# Given exercise
Pull out all lines from the listing below in which the word "Figure" appears.

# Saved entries
###
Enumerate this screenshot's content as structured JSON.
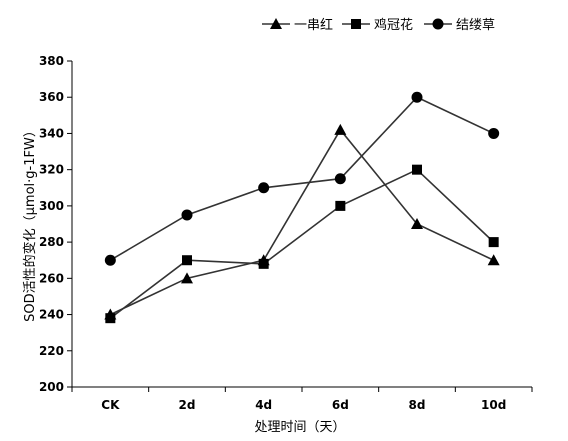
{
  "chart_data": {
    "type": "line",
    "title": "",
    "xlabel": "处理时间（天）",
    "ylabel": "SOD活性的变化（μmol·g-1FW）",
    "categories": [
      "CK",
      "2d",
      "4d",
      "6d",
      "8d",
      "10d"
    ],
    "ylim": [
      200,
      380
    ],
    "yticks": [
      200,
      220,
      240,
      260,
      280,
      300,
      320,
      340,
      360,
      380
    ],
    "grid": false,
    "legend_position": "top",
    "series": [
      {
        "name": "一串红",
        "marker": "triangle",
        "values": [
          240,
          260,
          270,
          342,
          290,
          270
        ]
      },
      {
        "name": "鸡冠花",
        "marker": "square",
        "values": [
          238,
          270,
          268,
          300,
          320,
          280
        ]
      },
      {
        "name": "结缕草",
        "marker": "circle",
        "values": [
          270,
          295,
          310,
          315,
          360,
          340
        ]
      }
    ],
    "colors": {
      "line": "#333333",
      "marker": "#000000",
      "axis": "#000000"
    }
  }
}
###
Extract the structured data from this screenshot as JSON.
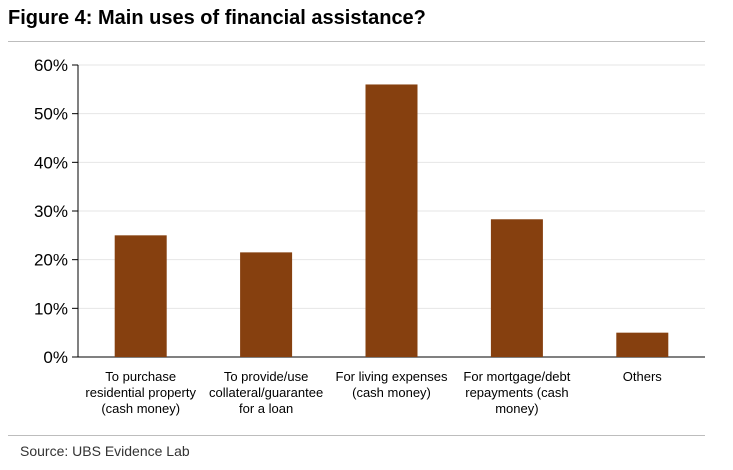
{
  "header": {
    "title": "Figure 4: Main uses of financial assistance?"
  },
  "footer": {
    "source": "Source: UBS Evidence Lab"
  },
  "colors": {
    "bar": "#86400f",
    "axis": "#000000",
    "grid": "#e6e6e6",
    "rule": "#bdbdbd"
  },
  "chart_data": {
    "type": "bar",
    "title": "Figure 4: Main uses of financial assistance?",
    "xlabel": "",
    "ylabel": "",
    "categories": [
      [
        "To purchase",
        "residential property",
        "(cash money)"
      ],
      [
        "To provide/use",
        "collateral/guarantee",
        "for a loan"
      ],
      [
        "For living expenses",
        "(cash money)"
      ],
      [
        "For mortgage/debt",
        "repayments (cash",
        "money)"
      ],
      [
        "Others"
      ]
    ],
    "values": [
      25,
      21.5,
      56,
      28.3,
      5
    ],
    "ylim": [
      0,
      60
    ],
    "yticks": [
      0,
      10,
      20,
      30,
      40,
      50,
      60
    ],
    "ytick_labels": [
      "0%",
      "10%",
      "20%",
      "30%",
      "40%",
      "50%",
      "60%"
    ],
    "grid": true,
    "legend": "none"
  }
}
###
# Output for this task
    "title": "Figure 4: Main uses of financial assistance?"
    "title": "Figure 4: Main uses of financial assistance?",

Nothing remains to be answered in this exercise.